SHORT PROBLEM>
Copy out all lines that carry the word "ndifficult".

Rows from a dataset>
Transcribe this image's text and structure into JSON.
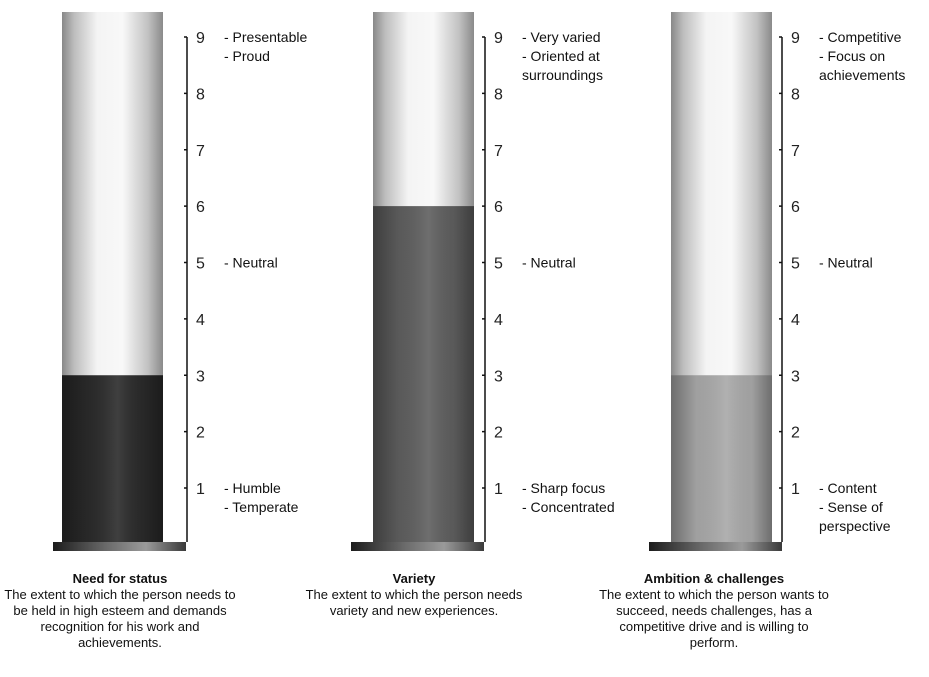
{
  "chart_data": [
    {
      "type": "bar",
      "title": "Need for status",
      "description": "The extent to which the person needs to be held in high esteem and demands recognition for his work and achievements.",
      "value": 3,
      "ylim": [
        0,
        9.5
      ],
      "ticks": [
        "1",
        "2",
        "3",
        "4",
        "5",
        "6",
        "7",
        "8",
        "9"
      ],
      "fill_color": "#2a2a2a",
      "annotations": [
        {
          "y": 9,
          "lines": [
            "- Presentable",
            "- Proud"
          ]
        },
        {
          "y": 5,
          "lines": [
            "- Neutral"
          ]
        },
        {
          "y": 1,
          "lines": [
            "- Humble",
            "- Temperate"
          ]
        }
      ]
    },
    {
      "type": "bar",
      "title": "Variety",
      "description": "The extent to which the person needs variety and new experiences.",
      "value": 6,
      "ylim": [
        0,
        9.5
      ],
      "ticks": [
        "1",
        "2",
        "3",
        "4",
        "5",
        "6",
        "7",
        "8",
        "9"
      ],
      "fill_color": "#5e5e5e",
      "annotations": [
        {
          "y": 9,
          "lines": [
            "- Very varied",
            "- Oriented at",
            "surroundings"
          ]
        },
        {
          "y": 5,
          "lines": [
            "- Neutral"
          ]
        },
        {
          "y": 1,
          "lines": [
            "- Sharp focus",
            "- Concentrated"
          ]
        }
      ]
    },
    {
      "type": "bar",
      "title": "Ambition & challenges",
      "description": "The extent to which the person wants to succeed, needs challenges, has a competitive drive and is willing to perform.",
      "value": 3,
      "ylim": [
        0,
        9.5
      ],
      "ticks": [
        "1",
        "2",
        "3",
        "4",
        "5",
        "6",
        "7",
        "8",
        "9"
      ],
      "fill_color": "#a8a8a8",
      "annotations": [
        {
          "y": 9,
          "lines": [
            "- Competitive",
            "- Focus on",
            "achievements"
          ]
        },
        {
          "y": 5,
          "lines": [
            "- Neutral"
          ]
        },
        {
          "y": 1,
          "lines": [
            "- Content",
            "- Sense of",
            "perspective"
          ]
        }
      ]
    }
  ]
}
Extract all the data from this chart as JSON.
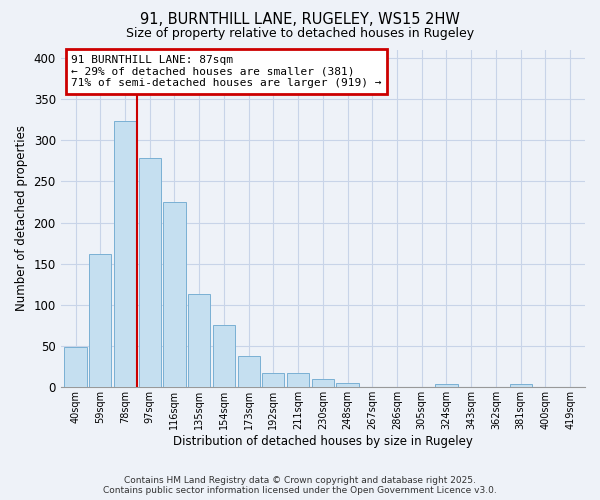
{
  "title": "91, BURNTHILL LANE, RUGELEY, WS15 2HW",
  "subtitle": "Size of property relative to detached houses in Rugeley",
  "xlabel": "Distribution of detached houses by size in Rugeley",
  "ylabel": "Number of detached properties",
  "bin_labels": [
    "40sqm",
    "59sqm",
    "78sqm",
    "97sqm",
    "116sqm",
    "135sqm",
    "154sqm",
    "173sqm",
    "192sqm",
    "211sqm",
    "230sqm",
    "248sqm",
    "267sqm",
    "286sqm",
    "305sqm",
    "324sqm",
    "343sqm",
    "362sqm",
    "381sqm",
    "400sqm",
    "419sqm"
  ],
  "bar_heights": [
    48,
    162,
    323,
    278,
    225,
    113,
    75,
    38,
    17,
    17,
    10,
    5,
    0,
    0,
    0,
    3,
    0,
    0,
    3,
    0,
    0
  ],
  "bar_color": "#c5dff0",
  "bar_edge_color": "#7ab0d4",
  "vline_x_index": 2.5,
  "vline_color": "#cc0000",
  "annotation_text_line1": "91 BURNTHILL LANE: 87sqm",
  "annotation_text_line2": "← 29% of detached houses are smaller (381)",
  "annotation_text_line3": "71% of semi-detached houses are larger (919) →",
  "annotation_box_color": "#cc0000",
  "ylim": [
    0,
    410
  ],
  "yticks": [
    0,
    50,
    100,
    150,
    200,
    250,
    300,
    350,
    400
  ],
  "grid_color": "#c8d4e8",
  "bg_color": "#eef2f8",
  "footer_line1": "Contains HM Land Registry data © Crown copyright and database right 2025.",
  "footer_line2": "Contains public sector information licensed under the Open Government Licence v3.0."
}
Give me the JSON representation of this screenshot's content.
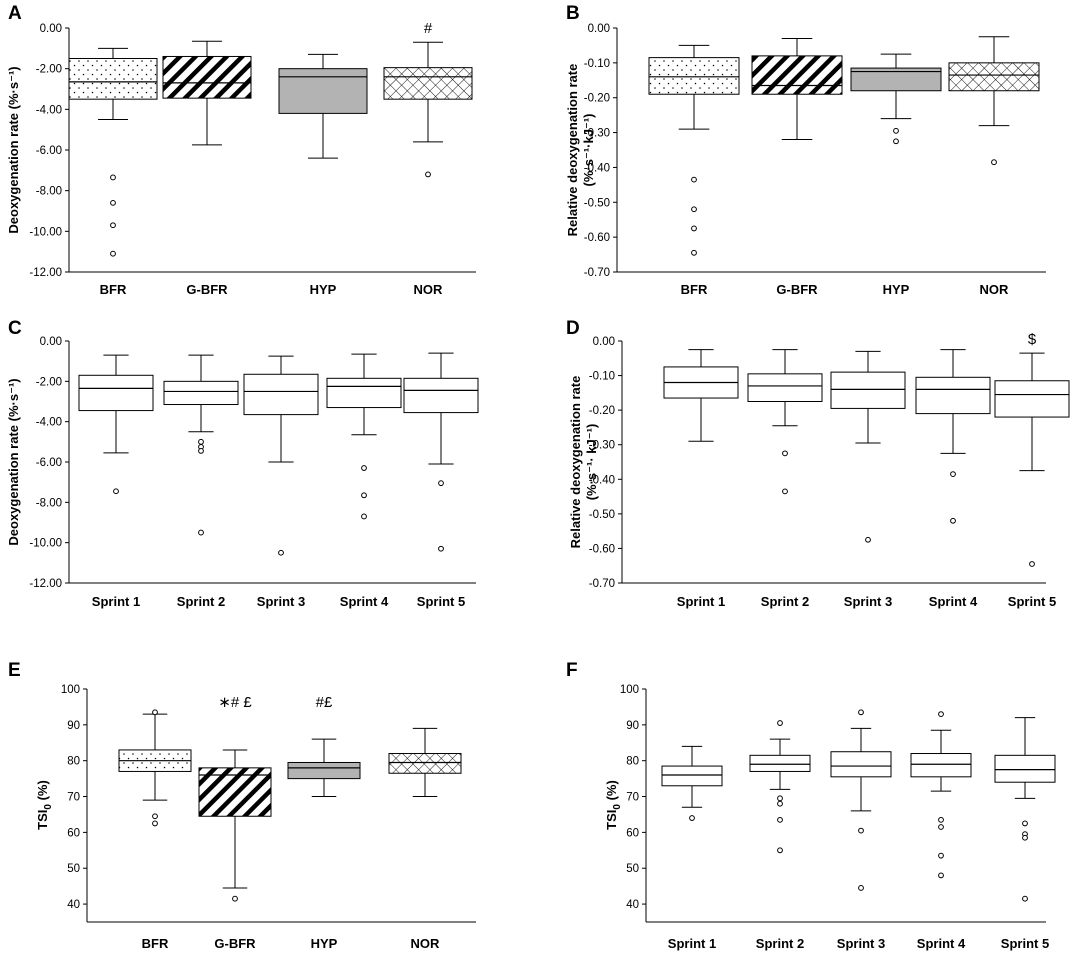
{
  "chart_data": [
    {
      "id": "A",
      "type": "boxplot",
      "panel_label": "A",
      "ylabel": "Deoxygenation rate (%·s⁻¹)",
      "ylim": [
        -12,
        0
      ],
      "yticks": [
        0,
        -2,
        -4,
        -6,
        -8,
        -10,
        -12
      ],
      "ytick_labels": [
        "0.00",
        "-2.00",
        "-4.00",
        "-6.00",
        "-8.00",
        "-10.00",
        "-12.00"
      ],
      "categories": [
        "BFR",
        "G-BFR",
        "HYP",
        "NOR"
      ],
      "boxes": [
        {
          "min": -4.5,
          "q1": -3.5,
          "median": -2.65,
          "q3": -1.5,
          "max": -1.0,
          "outliers": [
            -7.35,
            -8.6,
            -9.7,
            -11.1
          ],
          "pattern": "dots"
        },
        {
          "min": -5.75,
          "q1": -3.45,
          "median": -2.7,
          "q3": -1.4,
          "max": -0.65,
          "outliers": [],
          "pattern": "diag"
        },
        {
          "min": -6.4,
          "q1": -4.2,
          "median": -2.4,
          "q3": -2.0,
          "max": -1.3,
          "outliers": [],
          "pattern": "gray"
        },
        {
          "min": -5.6,
          "q1": -3.5,
          "median": -2.4,
          "q3": -1.95,
          "max": -0.7,
          "outliers": [
            -7.2
          ],
          "pattern": "cross"
        }
      ],
      "annotations": [
        {
          "category_index": 3,
          "text": "#"
        }
      ]
    },
    {
      "id": "B",
      "type": "boxplot",
      "panel_label": "B",
      "ylabel": "Relative deoxygenation rate",
      "ylabel2": "(%·s⁻¹·kJ⁻¹)",
      "ylim": [
        -0.7,
        0
      ],
      "yticks": [
        0,
        -0.1,
        -0.2,
        -0.3,
        -0.4,
        -0.5,
        -0.6,
        -0.7
      ],
      "ytick_labels": [
        "0.00",
        "-0.10",
        "-0.20",
        "-0.30",
        "-0.40",
        "-0.50",
        "-0.60",
        "-0.70"
      ],
      "categories": [
        "BFR",
        "G-BFR",
        "HYP",
        "NOR"
      ],
      "boxes": [
        {
          "min": -0.29,
          "q1": -0.19,
          "median": -0.14,
          "q3": -0.085,
          "max": -0.05,
          "outliers": [
            -0.435,
            -0.52,
            -0.575,
            -0.645
          ],
          "pattern": "dots"
        },
        {
          "min": -0.32,
          "q1": -0.19,
          "median": -0.165,
          "q3": -0.08,
          "max": -0.03,
          "outliers": [],
          "pattern": "diag"
        },
        {
          "min": -0.26,
          "q1": -0.18,
          "median": -0.125,
          "q3": -0.115,
          "max": -0.075,
          "outliers": [
            -0.295,
            -0.325
          ],
          "pattern": "gray"
        },
        {
          "min": -0.28,
          "q1": -0.18,
          "median": -0.135,
          "q3": -0.1,
          "max": -0.025,
          "outliers": [
            -0.385
          ],
          "pattern": "cross"
        }
      ],
      "annotations": []
    },
    {
      "id": "C",
      "type": "boxplot",
      "panel_label": "C",
      "ylabel": "Deoxygenation rate (%·s⁻¹)",
      "ylim": [
        -12,
        0
      ],
      "yticks": [
        0,
        -2,
        -4,
        -6,
        -8,
        -10,
        -12
      ],
      "ytick_labels": [
        "0.00",
        "-2.00",
        "-4.00",
        "-6.00",
        "-8.00",
        "-10.00",
        "-12.00"
      ],
      "categories": [
        "Sprint 1",
        "Sprint 2",
        "Sprint 3",
        "Sprint 4",
        "Sprint 5"
      ],
      "boxes": [
        {
          "min": -5.55,
          "q1": -3.45,
          "median": -2.35,
          "q3": -1.7,
          "max": -0.7,
          "outliers": [
            -7.45
          ],
          "pattern": "none"
        },
        {
          "min": -4.5,
          "q1": -3.15,
          "median": -2.5,
          "q3": -2.0,
          "max": -0.7,
          "outliers": [
            -5.0,
            -5.25,
            -5.45,
            -9.5
          ],
          "pattern": "none"
        },
        {
          "min": -6.0,
          "q1": -3.65,
          "median": -2.5,
          "q3": -1.65,
          "max": -0.75,
          "outliers": [
            -10.5
          ],
          "pattern": "none"
        },
        {
          "min": -4.65,
          "q1": -3.3,
          "median": -2.25,
          "q3": -1.85,
          "max": -0.65,
          "outliers": [
            -6.3,
            -7.65,
            -8.7
          ],
          "pattern": "none"
        },
        {
          "min": -6.1,
          "q1": -3.55,
          "median": -2.45,
          "q3": -1.85,
          "max": -0.6,
          "outliers": [
            -7.05,
            -10.3
          ],
          "pattern": "none"
        }
      ],
      "annotations": []
    },
    {
      "id": "D",
      "type": "boxplot",
      "panel_label": "D",
      "ylabel": "Relative deoxygenation rate",
      "ylabel2": "(%·s⁻¹· kJ⁻¹)",
      "ylim": [
        -0.7,
        0
      ],
      "yticks": [
        0,
        -0.1,
        -0.2,
        -0.3,
        -0.4,
        -0.5,
        -0.6,
        -0.7
      ],
      "ytick_labels": [
        "0.00",
        "-0.10",
        "-0.20",
        "-0.30",
        "-0.40",
        "-0.50",
        "-0.60",
        "-0.70"
      ],
      "categories": [
        "Sprint 1",
        "Sprint 2",
        "Sprint 3",
        "Sprint 4",
        "Sprint 5"
      ],
      "boxes": [
        {
          "min": -0.29,
          "q1": -0.165,
          "median": -0.12,
          "q3": -0.075,
          "max": -0.025,
          "outliers": [],
          "pattern": "none"
        },
        {
          "min": -0.245,
          "q1": -0.175,
          "median": -0.13,
          "q3": -0.095,
          "max": -0.025,
          "outliers": [
            -0.325,
            -0.435
          ],
          "pattern": "none"
        },
        {
          "min": -0.295,
          "q1": -0.195,
          "median": -0.14,
          "q3": -0.09,
          "max": -0.03,
          "outliers": [
            -0.575
          ],
          "pattern": "none"
        },
        {
          "min": -0.325,
          "q1": -0.21,
          "median": -0.14,
          "q3": -0.105,
          "max": -0.025,
          "outliers": [
            -0.385,
            -0.52
          ],
          "pattern": "none"
        },
        {
          "min": -0.375,
          "q1": -0.22,
          "median": -0.155,
          "q3": -0.115,
          "max": -0.035,
          "outliers": [
            -0.645
          ],
          "pattern": "none"
        }
      ],
      "annotations": [
        {
          "category_index": 4,
          "text": "$"
        }
      ]
    },
    {
      "id": "E",
      "type": "boxplot",
      "panel_label": "E",
      "ylabel": "TSI",
      "ylabel_sub": "0",
      "ylabel_suffix": " (%)",
      "ylim": [
        35,
        100
      ],
      "yticks": [
        100,
        90,
        80,
        70,
        60,
        50,
        40
      ],
      "ytick_labels": [
        "100",
        "90",
        "80",
        "70",
        "60",
        "50",
        "40"
      ],
      "categories": [
        "BFR",
        "G-BFR",
        "HYP",
        "NOR"
      ],
      "boxes": [
        {
          "min": 69,
          "q1": 77,
          "median": 80,
          "q3": 83,
          "max": 93,
          "outliers": [
            93.5,
            64.5,
            62.5
          ],
          "pattern": "dots"
        },
        {
          "min": 44.5,
          "q1": 64.5,
          "median": 76,
          "q3": 78,
          "max": 83,
          "outliers": [
            41.5
          ],
          "pattern": "diag"
        },
        {
          "min": 70,
          "q1": 75,
          "median": 78,
          "q3": 79.5,
          "max": 86,
          "outliers": [],
          "pattern": "gray"
        },
        {
          "min": 70,
          "q1": 76.5,
          "median": 79.5,
          "q3": 82,
          "max": 89,
          "outliers": [],
          "pattern": "cross"
        }
      ],
      "annotations": [
        {
          "category_index": 1,
          "text": "∗# £"
        },
        {
          "category_index": 2,
          "text": "#£"
        }
      ]
    },
    {
      "id": "F",
      "type": "boxplot",
      "panel_label": "F",
      "ylabel": "TSI",
      "ylabel_sub": "0",
      "ylabel_suffix": " (%)",
      "ylim": [
        35,
        100
      ],
      "yticks": [
        100,
        90,
        80,
        70,
        60,
        50,
        40
      ],
      "ytick_labels": [
        "100",
        "90",
        "80",
        "70",
        "60",
        "50",
        "40"
      ],
      "categories": [
        "Sprint 1",
        "Sprint 2",
        "Sprint 3",
        "Sprint 4",
        "Sprint 5"
      ],
      "boxes": [
        {
          "min": 67,
          "q1": 73,
          "median": 76,
          "q3": 78.5,
          "max": 84,
          "outliers": [
            64
          ],
          "pattern": "none"
        },
        {
          "min": 72,
          "q1": 77,
          "median": 79,
          "q3": 81.5,
          "max": 86,
          "outliers": [
            90.5,
            69.5,
            68,
            63.5,
            55
          ],
          "pattern": "none"
        },
        {
          "min": 66,
          "q1": 75.5,
          "median": 78.5,
          "q3": 82.5,
          "max": 89,
          "outliers": [
            93.5,
            60.5,
            44.5
          ],
          "pattern": "none"
        },
        {
          "min": 71.5,
          "q1": 75.5,
          "median": 79,
          "q3": 82,
          "max": 88.5,
          "outliers": [
            93,
            63.5,
            61.5,
            53.5,
            48
          ],
          "pattern": "none"
        },
        {
          "min": 69.5,
          "q1": 74,
          "median": 77.5,
          "q3": 81.5,
          "max": 92,
          "outliers": [
            62.5,
            59.5,
            58.5,
            41.5
          ],
          "pattern": "none"
        }
      ],
      "annotations": []
    }
  ]
}
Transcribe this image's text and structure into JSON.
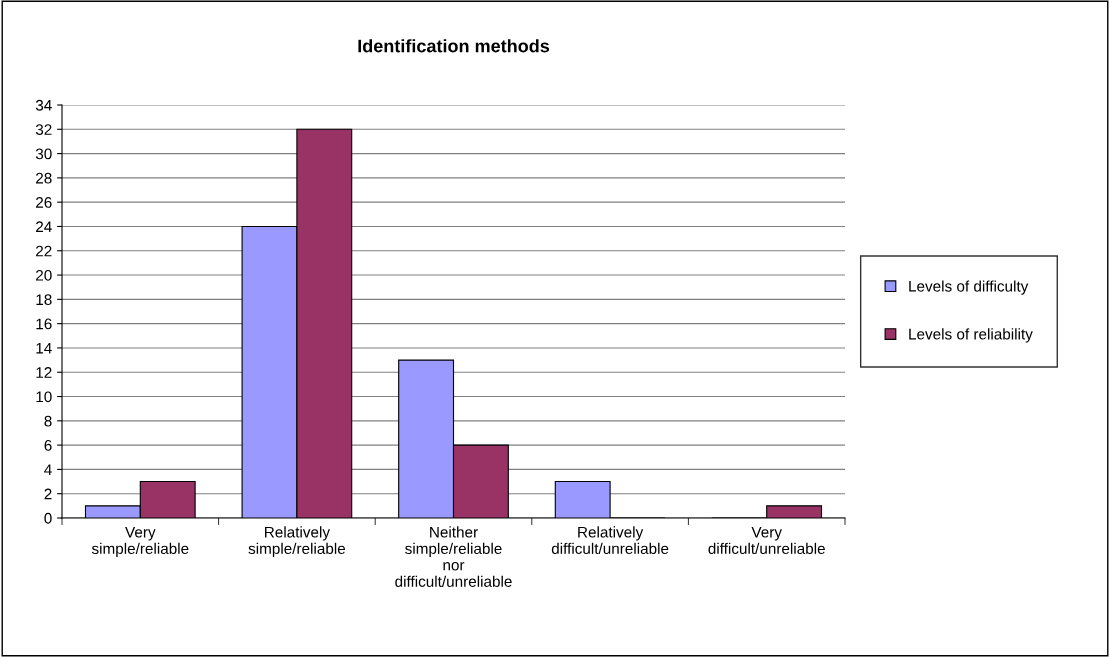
{
  "chart_data": {
    "type": "bar",
    "title": "Identification methods",
    "categories": [
      "Very\nsimple/reliable",
      "Relatively\nsimple/reliable",
      "Neither\nsimple/reliable\nnor\ndifficult/unreliable",
      "Relatively\ndifficult/unreliable",
      "Very\ndifficult/unreliable"
    ],
    "series": [
      {
        "name": "Levels of difficulty",
        "color": "#9999ff",
        "values": [
          1,
          24,
          13,
          3,
          0
        ]
      },
      {
        "name": "Levels of reliability",
        "color": "#993366",
        "values": [
          3,
          32,
          6,
          0,
          1
        ]
      }
    ],
    "ylim": [
      0,
      34
    ],
    "yticks": [
      0,
      2,
      4,
      6,
      8,
      10,
      12,
      14,
      16,
      18,
      20,
      22,
      24,
      26,
      28,
      30,
      32,
      34
    ],
    "grid": "y",
    "legend": "right"
  }
}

RESPONSE>
      "Neither\nsimple/reliable\nnor\ndifficult/unreliable",
      "Relatively\ndifficult/unreliable",
      "Very\ndifficult/unreliable"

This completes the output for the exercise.